# Objetivo de la tarea:
Según la reseña de El tigre y la mansedumbre, ¿quién acompaña al narrador-protagonista de la novela?

___ Texto dado ___

Uno escribe un libro para quien, a la larga, necesite leerlo. Uno escribe jugando una partida muy seria con la literatura, y de ese forcejeo brota la evidencia de que los desconocidos no son los otros, sino más bien uno mismo. Me temo que estas palabras acabarán por acariciar algún tipo de voluntad romántica, pero prefiero zambullirme en ese agitado y nada práctico océano, antes que buscar los pequeños lagos tranquilos donde los peces saludan, pasan de largo, y las corrientes son amables.
El tigre y la mansedumbre anhela preguntar qué es una historia (literaria o no, para ensañarme un poco). Riverón habla de correlaciones secretas que mellan la imaginación de los personajes y que, con delicadeza y ambigüedad, aluden a la imaginación autoral. Habla del mero existir en tanto costumbre (entre falaz y aceptable) del viaje hacia el yo, transfigurado por la atmósfera corrosiva de la cultura. Y metamorfosea esos pensamientos en actos, en acción.
¿Cómo nos convence un novelista de la índole categórica de ciertos hechos en apariencia cruciales (o que lo son), si emplea tan sólo sus residuos y se enamora del estilo que esa realidad le asesta, por así decir? Nos convence gracias a su habilidad paratri-dimensionar hechos escuálidos, hechos volátiles, que empiezan a ser en un gesto y acaban por existir en la mente, y viceversa. En un escritor así, la realidad es un grupo numeroso de impresiones no confiables y que, en consecuencia, necesitan del lenguaje una y otra vez. En El tigre y la mansedumbre comparece una joven húngara que acompaña al narrador-protagonista. El refinado (y hasta cortés) equilibrio de la historia radica en la construcción de esa húngara fantasmática, tangible, extremada por la lejanía de un pretérito notorio. Pero también reside en la forma de narrativizar las ideas que los otros se hacen de uno, ideas-imágenes, ideas como trazos en el aire, ideas que se fijan en un espejo enmarañado y, sin embargo, inteligible.
La intensidad de un texto novelesco nace, sobre todo, en su poder de transformación de sí mismo, cuando comprendemos que interrogarlo equivale a situarnos a su altura, pues en él hemos descubierto ciertas conjeturas, ciertas señales, ciertas verdades. Rogelio Riverón se aparta (con cuidado) y enseña (como si se tratara de una fiera) esa racionalidad oculta de lo discontinuo. Los “excesos” de su librolo convierten, casi con una suerte de inocencia culpable, en un escritor realista. Su escritura —un estilo socarrón, doliente y afilado como una daga criminal— arma un vaivén asimétrico, disoluto, rayano en lo malévolo, y ese es el mood imperioso que El tigre y la mansedumbre exhibe, una novela ensombrecida y feliz sobre la universalidad del alma, sobre la desaparición física del tiempo, y, por supuesto, sobre las aflicciones y delicias del destino cuando este se labra con humildad, desde la perspectiva del dejarse ir y del conocimiento de dos o tres abismos cotidianos e inevitables.
Este libro es tan bueno que no ganó el Premio de la Crítica. Sería prudente enjaularlo, porque muerde.

___ Registros proporcionados ___

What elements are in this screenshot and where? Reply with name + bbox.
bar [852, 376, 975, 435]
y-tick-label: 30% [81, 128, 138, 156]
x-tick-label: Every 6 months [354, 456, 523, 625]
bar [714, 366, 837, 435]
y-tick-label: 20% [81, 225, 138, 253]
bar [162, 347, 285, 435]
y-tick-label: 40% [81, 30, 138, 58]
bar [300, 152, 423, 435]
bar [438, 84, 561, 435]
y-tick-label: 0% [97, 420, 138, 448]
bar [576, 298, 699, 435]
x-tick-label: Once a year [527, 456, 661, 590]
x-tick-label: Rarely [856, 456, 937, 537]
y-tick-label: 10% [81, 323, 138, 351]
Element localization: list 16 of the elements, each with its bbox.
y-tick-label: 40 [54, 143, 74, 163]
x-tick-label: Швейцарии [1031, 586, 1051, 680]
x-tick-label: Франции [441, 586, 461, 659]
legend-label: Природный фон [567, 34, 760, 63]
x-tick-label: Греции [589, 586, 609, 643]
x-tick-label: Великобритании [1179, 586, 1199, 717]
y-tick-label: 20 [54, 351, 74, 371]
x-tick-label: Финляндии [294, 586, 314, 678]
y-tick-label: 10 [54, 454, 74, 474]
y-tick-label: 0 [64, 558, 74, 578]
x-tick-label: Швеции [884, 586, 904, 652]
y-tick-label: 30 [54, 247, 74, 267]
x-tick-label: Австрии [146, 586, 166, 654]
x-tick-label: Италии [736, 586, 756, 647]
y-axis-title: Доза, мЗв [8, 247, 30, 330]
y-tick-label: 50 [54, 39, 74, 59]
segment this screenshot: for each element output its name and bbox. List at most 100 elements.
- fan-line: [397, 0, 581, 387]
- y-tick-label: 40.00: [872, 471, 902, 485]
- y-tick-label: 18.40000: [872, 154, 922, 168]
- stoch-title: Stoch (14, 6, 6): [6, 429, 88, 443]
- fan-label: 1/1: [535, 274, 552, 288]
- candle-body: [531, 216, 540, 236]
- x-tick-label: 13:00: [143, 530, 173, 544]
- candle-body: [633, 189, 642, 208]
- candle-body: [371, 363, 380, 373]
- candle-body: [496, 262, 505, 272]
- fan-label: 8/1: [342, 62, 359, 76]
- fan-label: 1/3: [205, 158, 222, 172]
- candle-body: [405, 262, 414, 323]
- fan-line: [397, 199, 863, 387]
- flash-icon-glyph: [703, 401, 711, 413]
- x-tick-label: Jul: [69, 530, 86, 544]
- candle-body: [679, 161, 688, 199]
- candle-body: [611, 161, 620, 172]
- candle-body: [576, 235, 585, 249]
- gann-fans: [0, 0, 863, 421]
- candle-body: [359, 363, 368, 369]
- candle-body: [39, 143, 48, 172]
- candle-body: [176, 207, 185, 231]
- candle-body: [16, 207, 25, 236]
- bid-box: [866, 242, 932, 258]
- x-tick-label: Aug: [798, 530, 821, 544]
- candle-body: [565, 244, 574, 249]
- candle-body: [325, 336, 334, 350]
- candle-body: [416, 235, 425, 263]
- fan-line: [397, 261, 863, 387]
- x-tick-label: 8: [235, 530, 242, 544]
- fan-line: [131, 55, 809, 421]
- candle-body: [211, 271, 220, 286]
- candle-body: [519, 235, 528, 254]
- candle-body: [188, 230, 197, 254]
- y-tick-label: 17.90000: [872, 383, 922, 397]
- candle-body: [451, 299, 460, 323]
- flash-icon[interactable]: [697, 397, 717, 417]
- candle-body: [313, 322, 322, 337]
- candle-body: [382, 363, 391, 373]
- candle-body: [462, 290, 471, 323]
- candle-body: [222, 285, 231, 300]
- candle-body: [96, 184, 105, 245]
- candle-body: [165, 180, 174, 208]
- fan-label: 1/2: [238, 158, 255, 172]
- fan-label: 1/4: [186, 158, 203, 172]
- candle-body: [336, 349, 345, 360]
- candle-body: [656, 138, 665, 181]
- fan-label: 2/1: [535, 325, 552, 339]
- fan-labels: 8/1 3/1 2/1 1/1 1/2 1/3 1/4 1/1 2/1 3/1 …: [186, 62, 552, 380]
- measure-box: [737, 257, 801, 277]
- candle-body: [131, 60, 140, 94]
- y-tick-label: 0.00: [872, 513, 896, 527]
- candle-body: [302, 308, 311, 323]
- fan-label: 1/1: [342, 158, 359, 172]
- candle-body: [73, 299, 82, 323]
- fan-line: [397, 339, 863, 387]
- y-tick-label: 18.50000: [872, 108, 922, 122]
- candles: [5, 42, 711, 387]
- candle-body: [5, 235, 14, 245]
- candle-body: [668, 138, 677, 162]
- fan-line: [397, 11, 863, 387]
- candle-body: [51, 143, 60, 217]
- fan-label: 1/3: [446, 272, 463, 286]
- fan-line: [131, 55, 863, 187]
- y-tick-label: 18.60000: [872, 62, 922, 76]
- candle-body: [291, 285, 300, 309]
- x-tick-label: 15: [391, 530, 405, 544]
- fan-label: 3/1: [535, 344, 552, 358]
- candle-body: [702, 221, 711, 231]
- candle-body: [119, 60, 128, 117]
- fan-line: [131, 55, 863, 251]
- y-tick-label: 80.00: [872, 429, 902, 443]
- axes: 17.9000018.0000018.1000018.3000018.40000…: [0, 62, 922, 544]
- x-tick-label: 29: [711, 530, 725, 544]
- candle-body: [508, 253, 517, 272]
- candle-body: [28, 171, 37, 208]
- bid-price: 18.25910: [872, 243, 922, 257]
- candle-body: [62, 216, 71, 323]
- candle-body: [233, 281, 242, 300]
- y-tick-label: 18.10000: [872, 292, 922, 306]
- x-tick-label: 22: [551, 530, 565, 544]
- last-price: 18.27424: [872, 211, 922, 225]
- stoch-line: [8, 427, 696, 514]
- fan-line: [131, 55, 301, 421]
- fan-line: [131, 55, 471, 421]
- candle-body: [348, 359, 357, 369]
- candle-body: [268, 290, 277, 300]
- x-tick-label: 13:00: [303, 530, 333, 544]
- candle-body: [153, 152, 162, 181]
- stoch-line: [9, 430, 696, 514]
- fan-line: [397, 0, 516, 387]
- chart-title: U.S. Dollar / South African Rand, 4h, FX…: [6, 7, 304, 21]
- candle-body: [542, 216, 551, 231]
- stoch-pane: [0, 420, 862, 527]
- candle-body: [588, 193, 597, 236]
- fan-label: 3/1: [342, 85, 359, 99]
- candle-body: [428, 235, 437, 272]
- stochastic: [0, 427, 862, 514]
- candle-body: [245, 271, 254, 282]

___

# Respuesta:
Una joven húngara.